▶ Given exercise
Give an exact transcription of every line, dropping the images.

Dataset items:
######

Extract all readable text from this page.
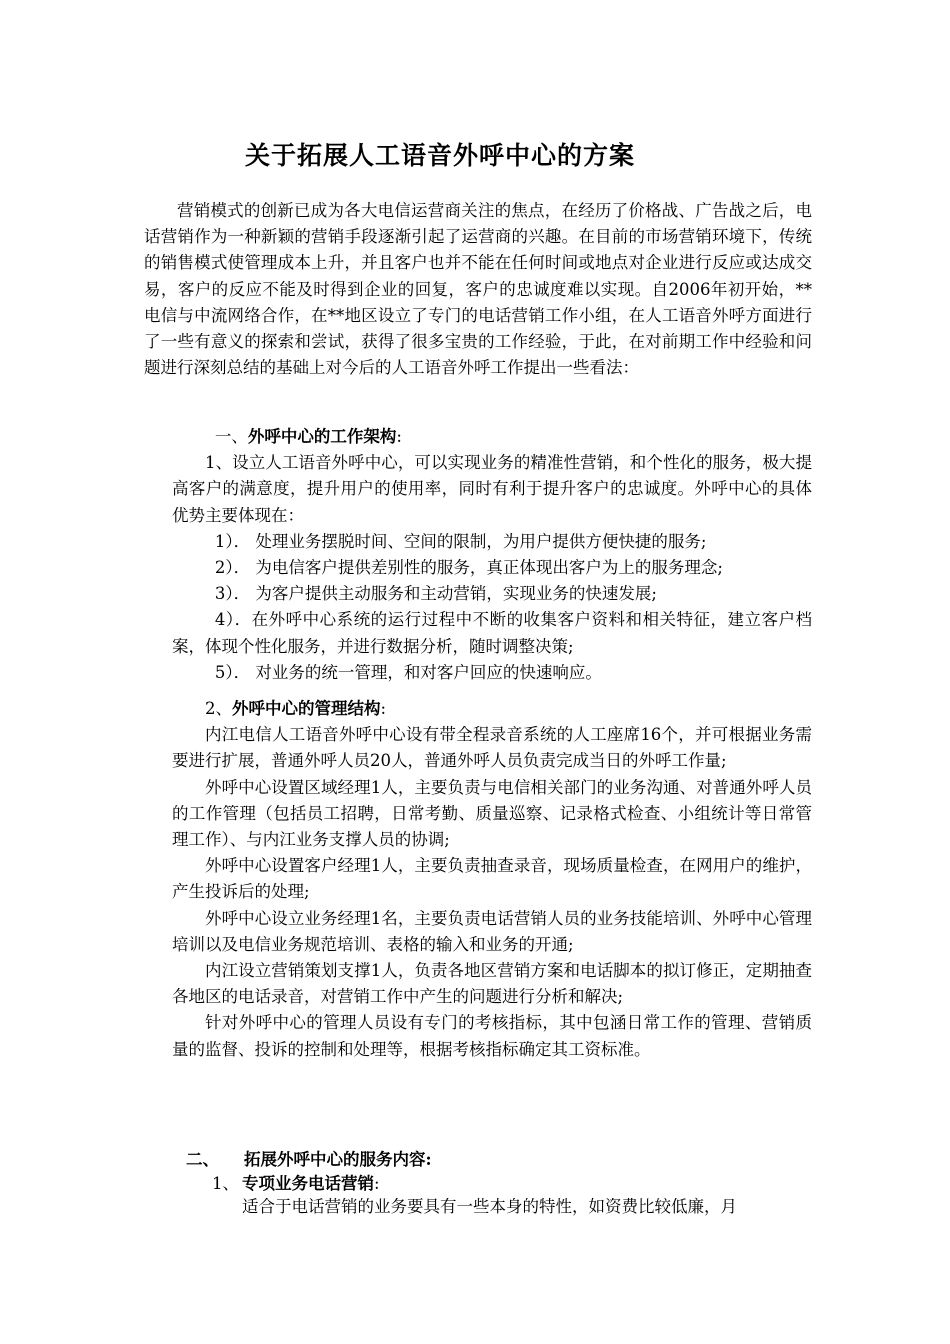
关于拓展人工语音外呼中心的方案

营销模式的创新已成为各大电信运营商关注的焦点，在经历了价格战、广告战之后，电话营销作为一种新颖的营销手段逐渐引起了运营商的兴趣。在目前的市场营销环境下，传统的销售模式使管理成本上升，并且客户也并不能在任何时间或地点对企业进行反应或达成交易，客户的反应不能及时得到企业的回复，客户的忠诚度难以实现。自2006年初开始，**电信与中流网络合作，在**地区设立了专门的电话营销工作小组，在人工语音外呼方面进行了一些有意义的探索和尝试，获得了很多宝贵的工作经验，于此，在对前期工作中经验和问题进行深刻总结的基础上对今后的人工语音外呼工作提出一些看法：

一、外呼中心的工作架构:

1、设立人工语音外呼中心，可以实现业务的精准性营销，和个性化的服务，极大提高客户的满意度，提升用户的使用率，同时有利于提升客户的忠诚度。外呼中心的具体优势主要体现在：

1）． 处理业务摆脱时间、空间的限制，为用户提供方便快捷的服务;

2）． 为电信客户提供差别性的服务，真正体现出客户为上的服务理念;

3）． 为客户提供主动服务和主动营销，实现业务的快速发展;

4）．在外呼中心系统的运行过程中不断的收集客户资料和相关特征，建立客户档案，体现个性化服务，并进行数据分析，随时调整决策;

5）． 对业务的统一管理，和对客户回应的快速响应。

2、外呼中心的管理结构:

内江电信人工语音外呼中心设有带全程录音系统的人工座席16个，并可根据业务需要进行扩展，普通外呼人员20人，普通外呼人员负责完成当日的外呼工作量;

外呼中心设置区域经理1人，主要负责与电信相关部门的业务沟通、对普通外呼人员的工作管理（包括员工招聘，日常考勤、质量巡察、记录格式检查、小组统计等日常管理工作）、与内江业务支撑人员的协调;

外呼中心设置客户经理1人，主要负责抽查录音，现场质量检查，在网用户的维护，产生投诉后的处理;

外呼中心设立业务经理1名，主要负责电话营销人员的业务技能培训、外呼中心管理培训以及电信业务规范培训、表格的输入和业务的开通;

内江设立营销策划支撑1人，负责各地区营销方案和电话脚本的拟订修正，定期抽查各地区的电话录音，对营销工作中产生的问题进行分析和解决;

针对外呼中心的管理人员设有专门的考核指标，其中包涵日常工作的管理、营销质量的监督、投诉的控制和处理等，根据考核指标确定其工资标准。

二、 拓展外呼中心的服务内容:
1、 专项业务电话营销:
适合于电话营销的业务要具有一些本身的特性，如资费比较低廉，月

######

▶ Solution
Extract all readable text from this page.
关于拓展人工语音外呼中心的方案

营销模式的创新已成为各大电信运营商关注的焦点，在经历了价格战、广告战之后，电话营销作为一种新颖的营销手段逐渐引起了运营商的兴趣。在目前的市场营销环境下，传统的销售模式使管理成本上升，并且客户也并不能在任何时间或地点对企业进行反应或达成交易，客户的反应不能及时得到企业的回复，客户的忠诚度难以实现。自2006年初开始，**电信与中流网络合作，在**地区设立了专门的电话营销工作小组，在人工语音外呼方面进行了一些有意义的探索和尝试，获得了很多宝贵的工作经验，于此，在对前期工作中经验和问题进行深刻总结的基础上对今后的人工语音外呼工作提出一些看法：

一、外呼中心的工作架构:

1、设立人工语音外呼中心，可以实现业务的精准性营销，和个性化的服务，极大提高客户的满意度，提升用户的使用率，同时有利于提升客户的忠诚度。外呼中心的具体优势主要体现在：

1）． 处理业务摆脱时间、空间的限制，为用户提供方便快捷的服务;

2）． 为电信客户提供差别性的服务，真正体现出客户为上的服务理念;

3）． 为客户提供主动服务和主动营销，实现业务的快速发展;

4）．在外呼中心系统的运行过程中不断的收集客户资料和相关特征，建立客户档案，体现个性化服务，并进行数据分析，随时调整决策;

5）． 对业务的统一管理，和对客户回应的快速响应。

2、外呼中心的管理结构:

内江电信人工语音外呼中心设有带全程录音系统的人工座席16个，并可根据业务需要进行扩展，普通外呼人员20人，普通外呼人员负责完成当日的外呼工作量;

外呼中心设置区域经理1人，主要负责与电信相关部门的业务沟通、对普通外呼人员的工作管理（包括员工招聘，日常考勤、质量巡察、记录格式检查、小组统计等日常管理工作）、与内江业务支撑人员的协调;

外呼中心设置客户经理1人，主要负责抽查录音，现场质量检查，在网用户的维护，产生投诉后的处理;

外呼中心设立业务经理1名，主要负责电话营销人员的业务技能培训、外呼中心管理培训以及电信业务规范培训、表格的输入和业务的开通;

内江设立营销策划支撑1人，负责各地区营销方案和电话脚本的拟订修正，定期抽查各地区的电话录音，对营销工作中产生的问题进行分析和解决;

针对外呼中心的管理人员设有专门的考核指标，其中包涵日常工作的管理、营销质量的监督、投诉的控制和处理等，根据考核指标确定其工资标准。

二、 拓展外呼中心的服务内容:
1、 专项业务电话营销:
适合于电话营销的业务要具有一些本身的特性，如资费比较低廉，月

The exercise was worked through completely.